TASK STATEMENT
Go through the data below. List every line that holds the word "color".

Figure record extracts:
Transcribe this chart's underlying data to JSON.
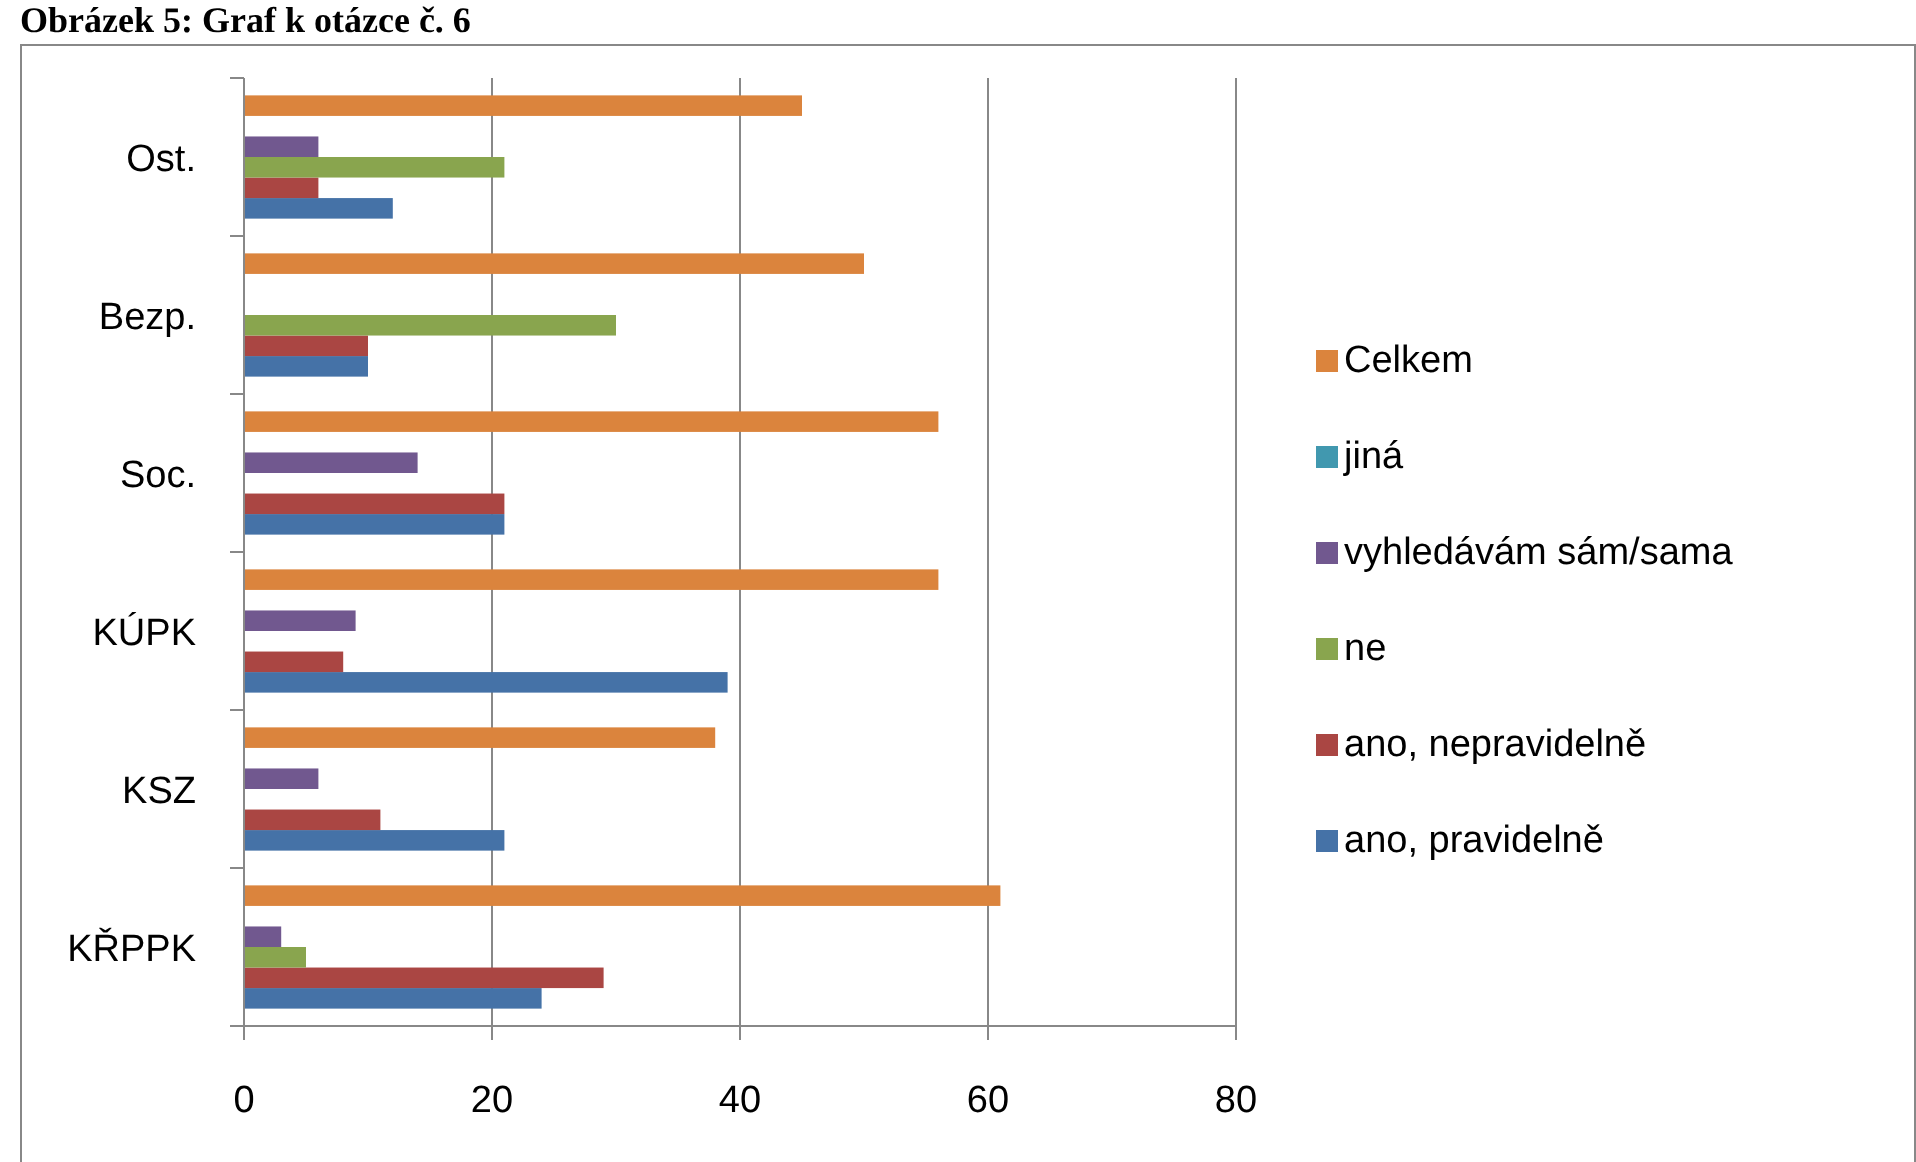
{
  "chart_data": {
    "type": "bar",
    "orientation": "horizontal",
    "title": "Obrázek 5: Graf k otázce č. 6",
    "categories": [
      "Ost.",
      "Bezp.",
      "Soc.",
      "KÚPK",
      "KSZ",
      "KŘPPK"
    ],
    "series": [
      {
        "name": "ano, pravidelně",
        "color": "#4572a7",
        "values": [
          12,
          10,
          21,
          39,
          21,
          24
        ]
      },
      {
        "name": "ano, nepravidelně",
        "color": "#aa4643",
        "values": [
          6,
          10,
          21,
          8,
          11,
          29
        ]
      },
      {
        "name": "ne",
        "color": "#89a54e",
        "values": [
          21,
          30,
          0,
          0,
          0,
          5
        ]
      },
      {
        "name": "vyhledávám sám/sama",
        "color": "#71588f",
        "values": [
          6,
          0,
          14,
          9,
          6,
          3
        ]
      },
      {
        "name": "jiná",
        "color": "#4198af",
        "values": [
          0,
          0,
          0,
          0,
          0,
          0
        ]
      },
      {
        "name": "Celkem",
        "color": "#db843d",
        "values": [
          45,
          50,
          56,
          56,
          38,
          61
        ]
      }
    ],
    "xlim": [
      0,
      80
    ],
    "xticks": [
      0,
      20,
      40,
      60,
      80
    ],
    "grid": "x",
    "legend": "right"
  }
}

RESULT
        "color": "#4572a7",
        "color": "#aa4643",
        "color": "#89a54e",
        "color": "#71588f",
        "color": "#4198af",
        "color": "#db843d",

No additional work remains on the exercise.